— BEGIN Source material —

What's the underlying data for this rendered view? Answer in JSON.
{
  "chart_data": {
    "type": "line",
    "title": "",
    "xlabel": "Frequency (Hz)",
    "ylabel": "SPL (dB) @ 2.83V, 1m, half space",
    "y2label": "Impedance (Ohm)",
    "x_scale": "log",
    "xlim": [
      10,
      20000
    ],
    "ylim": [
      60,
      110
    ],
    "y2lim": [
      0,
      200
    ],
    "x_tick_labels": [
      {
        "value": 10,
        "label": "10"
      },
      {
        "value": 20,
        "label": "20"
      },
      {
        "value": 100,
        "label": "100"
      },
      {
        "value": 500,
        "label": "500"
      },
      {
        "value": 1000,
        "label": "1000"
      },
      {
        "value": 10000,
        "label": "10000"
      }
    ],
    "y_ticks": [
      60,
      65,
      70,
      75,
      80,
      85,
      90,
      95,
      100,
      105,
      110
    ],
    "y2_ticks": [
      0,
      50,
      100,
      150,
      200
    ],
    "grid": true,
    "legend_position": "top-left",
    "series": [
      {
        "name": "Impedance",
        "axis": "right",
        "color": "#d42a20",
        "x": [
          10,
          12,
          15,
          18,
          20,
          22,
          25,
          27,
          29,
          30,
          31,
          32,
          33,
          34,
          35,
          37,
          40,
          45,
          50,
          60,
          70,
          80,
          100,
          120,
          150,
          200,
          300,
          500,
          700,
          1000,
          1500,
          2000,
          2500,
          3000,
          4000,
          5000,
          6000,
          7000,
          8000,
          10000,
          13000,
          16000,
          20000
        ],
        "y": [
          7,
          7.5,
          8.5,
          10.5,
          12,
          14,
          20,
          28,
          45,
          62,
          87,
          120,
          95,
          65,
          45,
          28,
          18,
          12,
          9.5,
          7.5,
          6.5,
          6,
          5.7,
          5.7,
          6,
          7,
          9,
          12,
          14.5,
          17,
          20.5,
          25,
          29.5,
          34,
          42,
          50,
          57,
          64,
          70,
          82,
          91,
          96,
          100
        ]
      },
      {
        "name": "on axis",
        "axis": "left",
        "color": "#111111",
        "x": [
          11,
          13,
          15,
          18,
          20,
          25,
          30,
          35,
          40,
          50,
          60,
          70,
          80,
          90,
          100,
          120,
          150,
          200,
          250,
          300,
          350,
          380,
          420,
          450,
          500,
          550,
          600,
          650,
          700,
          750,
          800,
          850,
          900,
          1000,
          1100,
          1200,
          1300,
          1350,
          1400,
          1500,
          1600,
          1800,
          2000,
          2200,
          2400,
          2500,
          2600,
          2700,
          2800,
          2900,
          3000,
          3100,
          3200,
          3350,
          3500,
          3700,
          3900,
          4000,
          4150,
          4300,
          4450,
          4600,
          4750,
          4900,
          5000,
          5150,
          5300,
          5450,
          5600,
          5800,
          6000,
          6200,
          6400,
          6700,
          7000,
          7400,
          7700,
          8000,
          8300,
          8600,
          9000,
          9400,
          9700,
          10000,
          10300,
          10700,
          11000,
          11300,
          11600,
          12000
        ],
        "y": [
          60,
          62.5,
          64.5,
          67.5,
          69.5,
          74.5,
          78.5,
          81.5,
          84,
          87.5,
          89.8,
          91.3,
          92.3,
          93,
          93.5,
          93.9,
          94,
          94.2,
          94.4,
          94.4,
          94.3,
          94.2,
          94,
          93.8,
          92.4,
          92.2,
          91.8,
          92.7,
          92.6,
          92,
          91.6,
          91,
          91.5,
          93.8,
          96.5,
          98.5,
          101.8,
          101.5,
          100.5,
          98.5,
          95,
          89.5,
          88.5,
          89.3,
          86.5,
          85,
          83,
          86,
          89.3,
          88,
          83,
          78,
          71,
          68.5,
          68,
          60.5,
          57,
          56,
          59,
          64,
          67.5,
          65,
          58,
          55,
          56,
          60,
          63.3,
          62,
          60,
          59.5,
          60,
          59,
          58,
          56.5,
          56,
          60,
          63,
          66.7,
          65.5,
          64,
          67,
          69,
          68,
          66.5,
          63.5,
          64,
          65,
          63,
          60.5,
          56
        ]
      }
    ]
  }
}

— END Source material —

> [What to do]: Give the complete listing a second time, exactly as it reads.

> [The output]:
What's the underlying data for this rendered view? Answer in JSON.
{
  "chart_data": {
    "type": "line",
    "title": "",
    "xlabel": "Frequency (Hz)",
    "ylabel": "SPL (dB) @ 2.83V, 1m, half space",
    "y2label": "Impedance (Ohm)",
    "x_scale": "log",
    "xlim": [
      10,
      20000
    ],
    "ylim": [
      60,
      110
    ],
    "y2lim": [
      0,
      200
    ],
    "x_tick_labels": [
      {
        "value": 10,
        "label": "10"
      },
      {
        "value": 20,
        "label": "20"
      },
      {
        "value": 100,
        "label": "100"
      },
      {
        "value": 500,
        "label": "500"
      },
      {
        "value": 1000,
        "label": "1000"
      },
      {
        "value": 10000,
        "label": "10000"
      }
    ],
    "y_ticks": [
      60,
      65,
      70,
      75,
      80,
      85,
      90,
      95,
      100,
      105,
      110
    ],
    "y2_ticks": [
      0,
      50,
      100,
      150,
      200
    ],
    "grid": true,
    "legend_position": "top-left",
    "series": [
      {
        "name": "Impedance",
        "axis": "right",
        "color": "#d42a20",
        "x": [
          10,
          12,
          15,
          18,
          20,
          22,
          25,
          27,
          29,
          30,
          31,
          32,
          33,
          34,
          35,
          37,
          40,
          45,
          50,
          60,
          70,
          80,
          100,
          120,
          150,
          200,
          300,
          500,
          700,
          1000,
          1500,
          2000,
          2500,
          3000,
          4000,
          5000,
          6000,
          7000,
          8000,
          10000,
          13000,
          16000,
          20000
        ],
        "y": [
          7,
          7.5,
          8.5,
          10.5,
          12,
          14,
          20,
          28,
          45,
          62,
          87,
          120,
          95,
          65,
          45,
          28,
          18,
          12,
          9.5,
          7.5,
          6.5,
          6,
          5.7,
          5.7,
          6,
          7,
          9,
          12,
          14.5,
          17,
          20.5,
          25,
          29.5,
          34,
          42,
          50,
          57,
          64,
          70,
          82,
          91,
          96,
          100
        ]
      },
      {
        "name": "on axis",
        "axis": "left",
        "color": "#111111",
        "x": [
          11,
          13,
          15,
          18,
          20,
          25,
          30,
          35,
          40,
          50,
          60,
          70,
          80,
          90,
          100,
          120,
          150,
          200,
          250,
          300,
          350,
          380,
          420,
          450,
          500,
          550,
          600,
          650,
          700,
          750,
          800,
          850,
          900,
          1000,
          1100,
          1200,
          1300,
          1350,
          1400,
          1500,
          1600,
          1800,
          2000,
          2200,
          2400,
          2500,
          2600,
          2700,
          2800,
          2900,
          3000,
          3100,
          3200,
          3350,
          3500,
          3700,
          3900,
          4000,
          4150,
          4300,
          4450,
          4600,
          4750,
          4900,
          5000,
          5150,
          5300,
          5450,
          5600,
          5800,
          6000,
          6200,
          6400,
          6700,
          7000,
          7400,
          7700,
          8000,
          8300,
          8600,
          9000,
          9400,
          9700,
          10000,
          10300,
          10700,
          11000,
          11300,
          11600,
          12000
        ],
        "y": [
          60,
          62.5,
          64.5,
          67.5,
          69.5,
          74.5,
          78.5,
          81.5,
          84,
          87.5,
          89.8,
          91.3,
          92.3,
          93,
          93.5,
          93.9,
          94,
          94.2,
          94.4,
          94.4,
          94.3,
          94.2,
          94,
          93.8,
          92.4,
          92.2,
          91.8,
          92.7,
          92.6,
          92,
          91.6,
          91,
          91.5,
          93.8,
          96.5,
          98.5,
          101.8,
          101.5,
          100.5,
          98.5,
          95,
          89.5,
          88.5,
          89.3,
          86.5,
          85,
          83,
          86,
          89.3,
          88,
          83,
          78,
          71,
          68.5,
          68,
          60.5,
          57,
          56,
          59,
          64,
          67.5,
          65,
          58,
          55,
          56,
          60,
          63.3,
          62,
          60,
          59.5,
          60,
          59,
          58,
          56.5,
          56,
          60,
          63,
          66.7,
          65.5,
          64,
          67,
          69,
          68,
          66.5,
          63.5,
          64,
          65,
          63,
          60.5,
          56
        ]
      }
    ]
  }
}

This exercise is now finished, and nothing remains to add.